[start of INFORMATION GIVEN]

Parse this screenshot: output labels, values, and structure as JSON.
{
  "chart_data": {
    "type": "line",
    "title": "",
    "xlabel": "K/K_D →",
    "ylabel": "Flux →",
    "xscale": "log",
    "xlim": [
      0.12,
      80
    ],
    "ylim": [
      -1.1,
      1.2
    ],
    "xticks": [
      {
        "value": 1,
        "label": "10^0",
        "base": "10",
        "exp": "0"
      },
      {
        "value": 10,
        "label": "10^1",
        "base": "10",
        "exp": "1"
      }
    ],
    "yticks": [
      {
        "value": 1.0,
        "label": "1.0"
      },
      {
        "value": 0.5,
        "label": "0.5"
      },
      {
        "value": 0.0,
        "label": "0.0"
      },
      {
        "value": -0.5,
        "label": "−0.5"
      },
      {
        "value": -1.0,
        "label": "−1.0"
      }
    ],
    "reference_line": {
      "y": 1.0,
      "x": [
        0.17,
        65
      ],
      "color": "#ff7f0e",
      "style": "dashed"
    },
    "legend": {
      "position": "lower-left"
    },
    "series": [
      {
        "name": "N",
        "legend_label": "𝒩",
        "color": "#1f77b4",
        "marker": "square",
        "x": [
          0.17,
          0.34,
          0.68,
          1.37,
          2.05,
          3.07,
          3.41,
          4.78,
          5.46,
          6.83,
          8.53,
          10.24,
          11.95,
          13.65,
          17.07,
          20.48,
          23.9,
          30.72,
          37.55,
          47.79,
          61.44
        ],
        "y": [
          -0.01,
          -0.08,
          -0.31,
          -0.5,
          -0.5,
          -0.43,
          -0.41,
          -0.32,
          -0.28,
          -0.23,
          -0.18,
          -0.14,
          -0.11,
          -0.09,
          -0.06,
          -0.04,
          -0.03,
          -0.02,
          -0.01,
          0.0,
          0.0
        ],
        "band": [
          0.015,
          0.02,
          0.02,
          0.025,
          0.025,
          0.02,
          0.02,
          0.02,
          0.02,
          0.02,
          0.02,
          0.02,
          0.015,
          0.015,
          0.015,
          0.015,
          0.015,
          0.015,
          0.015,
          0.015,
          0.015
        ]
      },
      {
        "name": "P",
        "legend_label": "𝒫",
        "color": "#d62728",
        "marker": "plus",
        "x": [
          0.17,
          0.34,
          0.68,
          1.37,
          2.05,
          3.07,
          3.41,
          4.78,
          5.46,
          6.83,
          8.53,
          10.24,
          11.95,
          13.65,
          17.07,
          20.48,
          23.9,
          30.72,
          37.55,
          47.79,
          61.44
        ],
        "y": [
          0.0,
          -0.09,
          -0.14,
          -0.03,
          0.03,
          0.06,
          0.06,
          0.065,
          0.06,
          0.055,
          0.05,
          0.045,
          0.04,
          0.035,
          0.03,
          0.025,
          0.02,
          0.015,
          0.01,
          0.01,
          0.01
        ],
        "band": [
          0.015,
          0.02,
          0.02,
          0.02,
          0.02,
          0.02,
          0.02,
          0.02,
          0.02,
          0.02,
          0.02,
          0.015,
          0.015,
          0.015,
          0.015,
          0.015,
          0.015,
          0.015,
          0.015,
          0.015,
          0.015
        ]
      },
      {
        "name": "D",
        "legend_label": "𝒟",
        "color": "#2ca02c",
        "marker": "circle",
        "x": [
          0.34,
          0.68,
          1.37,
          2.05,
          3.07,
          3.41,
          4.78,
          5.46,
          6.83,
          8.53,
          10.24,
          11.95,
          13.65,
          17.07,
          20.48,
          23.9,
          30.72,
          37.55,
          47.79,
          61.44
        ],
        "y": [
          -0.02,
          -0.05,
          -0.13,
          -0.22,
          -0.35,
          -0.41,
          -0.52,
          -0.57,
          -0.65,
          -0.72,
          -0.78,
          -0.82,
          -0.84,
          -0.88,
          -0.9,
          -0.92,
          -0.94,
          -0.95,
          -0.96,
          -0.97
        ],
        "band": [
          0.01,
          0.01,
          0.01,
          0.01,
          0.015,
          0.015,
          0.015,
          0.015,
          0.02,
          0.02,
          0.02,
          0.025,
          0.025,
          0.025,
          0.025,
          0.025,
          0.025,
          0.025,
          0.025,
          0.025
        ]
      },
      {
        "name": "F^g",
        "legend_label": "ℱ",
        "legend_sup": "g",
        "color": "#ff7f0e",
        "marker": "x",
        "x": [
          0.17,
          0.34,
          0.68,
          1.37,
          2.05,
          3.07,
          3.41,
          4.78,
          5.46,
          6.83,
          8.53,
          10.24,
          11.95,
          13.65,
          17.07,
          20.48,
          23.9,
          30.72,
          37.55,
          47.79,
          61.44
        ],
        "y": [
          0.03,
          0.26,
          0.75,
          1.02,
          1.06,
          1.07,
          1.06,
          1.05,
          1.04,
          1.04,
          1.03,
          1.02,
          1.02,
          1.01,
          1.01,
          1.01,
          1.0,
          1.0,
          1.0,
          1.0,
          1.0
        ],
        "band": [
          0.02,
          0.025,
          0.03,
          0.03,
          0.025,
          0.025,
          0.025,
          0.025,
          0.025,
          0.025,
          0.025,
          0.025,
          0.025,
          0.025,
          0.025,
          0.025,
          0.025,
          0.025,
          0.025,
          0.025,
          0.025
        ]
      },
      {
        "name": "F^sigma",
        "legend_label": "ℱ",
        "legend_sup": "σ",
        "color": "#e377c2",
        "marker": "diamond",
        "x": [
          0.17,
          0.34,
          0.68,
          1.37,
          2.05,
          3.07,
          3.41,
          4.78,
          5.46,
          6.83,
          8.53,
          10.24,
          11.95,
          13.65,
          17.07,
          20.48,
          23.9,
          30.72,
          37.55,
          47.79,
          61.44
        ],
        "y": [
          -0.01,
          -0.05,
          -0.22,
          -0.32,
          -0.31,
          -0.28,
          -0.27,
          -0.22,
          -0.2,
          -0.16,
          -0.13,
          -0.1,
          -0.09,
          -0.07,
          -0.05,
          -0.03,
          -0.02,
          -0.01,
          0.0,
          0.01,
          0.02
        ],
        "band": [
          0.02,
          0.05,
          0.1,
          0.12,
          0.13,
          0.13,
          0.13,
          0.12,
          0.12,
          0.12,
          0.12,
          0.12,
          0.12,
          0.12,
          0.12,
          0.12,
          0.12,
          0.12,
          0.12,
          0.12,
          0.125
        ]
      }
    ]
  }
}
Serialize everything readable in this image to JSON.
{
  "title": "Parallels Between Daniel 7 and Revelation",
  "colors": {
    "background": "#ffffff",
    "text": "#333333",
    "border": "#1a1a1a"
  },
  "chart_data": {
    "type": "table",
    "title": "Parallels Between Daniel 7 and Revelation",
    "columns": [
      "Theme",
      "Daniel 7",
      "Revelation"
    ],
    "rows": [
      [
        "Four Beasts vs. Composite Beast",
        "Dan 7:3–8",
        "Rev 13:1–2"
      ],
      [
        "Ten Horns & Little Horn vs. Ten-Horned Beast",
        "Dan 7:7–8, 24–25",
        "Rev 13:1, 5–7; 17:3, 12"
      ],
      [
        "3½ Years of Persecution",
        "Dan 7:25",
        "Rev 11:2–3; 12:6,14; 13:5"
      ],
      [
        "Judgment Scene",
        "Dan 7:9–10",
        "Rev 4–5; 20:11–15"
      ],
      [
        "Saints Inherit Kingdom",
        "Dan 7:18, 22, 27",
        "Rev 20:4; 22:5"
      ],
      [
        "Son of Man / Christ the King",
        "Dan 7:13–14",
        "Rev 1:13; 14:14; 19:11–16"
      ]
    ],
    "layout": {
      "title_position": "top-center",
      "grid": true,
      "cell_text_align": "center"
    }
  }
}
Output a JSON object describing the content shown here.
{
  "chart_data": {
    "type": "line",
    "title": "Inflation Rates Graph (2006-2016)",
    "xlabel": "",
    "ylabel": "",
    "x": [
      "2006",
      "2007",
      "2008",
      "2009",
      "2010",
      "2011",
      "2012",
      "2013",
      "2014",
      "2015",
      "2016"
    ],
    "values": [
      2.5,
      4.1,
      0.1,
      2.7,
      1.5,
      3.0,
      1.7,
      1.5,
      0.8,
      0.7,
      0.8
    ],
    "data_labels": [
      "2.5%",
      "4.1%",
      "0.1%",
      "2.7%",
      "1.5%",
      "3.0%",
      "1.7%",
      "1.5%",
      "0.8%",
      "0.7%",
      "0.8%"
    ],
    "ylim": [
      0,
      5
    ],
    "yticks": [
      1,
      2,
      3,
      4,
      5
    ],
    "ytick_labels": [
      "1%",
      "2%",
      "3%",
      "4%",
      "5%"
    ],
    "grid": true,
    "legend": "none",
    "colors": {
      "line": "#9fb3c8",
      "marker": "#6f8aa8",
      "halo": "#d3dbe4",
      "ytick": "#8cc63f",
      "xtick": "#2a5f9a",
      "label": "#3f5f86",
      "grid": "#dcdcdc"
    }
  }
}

[end of INFORMATION GIVEN]

YOUR TASK = Everything from the line that contains "Output a JSON" through the end of the records must be duplicated exactly, and nothing outside that range.

RESULT OF THE TASK =
Output a JSON object describing the content shown here.
{
  "chart_data": {
    "type": "line",
    "title": "Inflation Rates Graph (2006-2016)",
    "xlabel": "",
    "ylabel": "",
    "x": [
      "2006",
      "2007",
      "2008",
      "2009",
      "2010",
      "2011",
      "2012",
      "2013",
      "2014",
      "2015",
      "2016"
    ],
    "values": [
      2.5,
      4.1,
      0.1,
      2.7,
      1.5,
      3.0,
      1.7,
      1.5,
      0.8,
      0.7,
      0.8
    ],
    "data_labels": [
      "2.5%",
      "4.1%",
      "0.1%",
      "2.7%",
      "1.5%",
      "3.0%",
      "1.7%",
      "1.5%",
      "0.8%",
      "0.7%",
      "0.8%"
    ],
    "ylim": [
      0,
      5
    ],
    "yticks": [
      1,
      2,
      3,
      4,
      5
    ],
    "ytick_labels": [
      "1%",
      "2%",
      "3%",
      "4%",
      "5%"
    ],
    "grid": true,
    "legend": "none",
    "colors": {
      "line": "#9fb3c8",
      "marker": "#6f8aa8",
      "halo": "#d3dbe4",
      "ytick": "#8cc63f",
      "xtick": "#2a5f9a",
      "label": "#3f5f86",
      "grid": "#dcdcdc"
    }
  }
}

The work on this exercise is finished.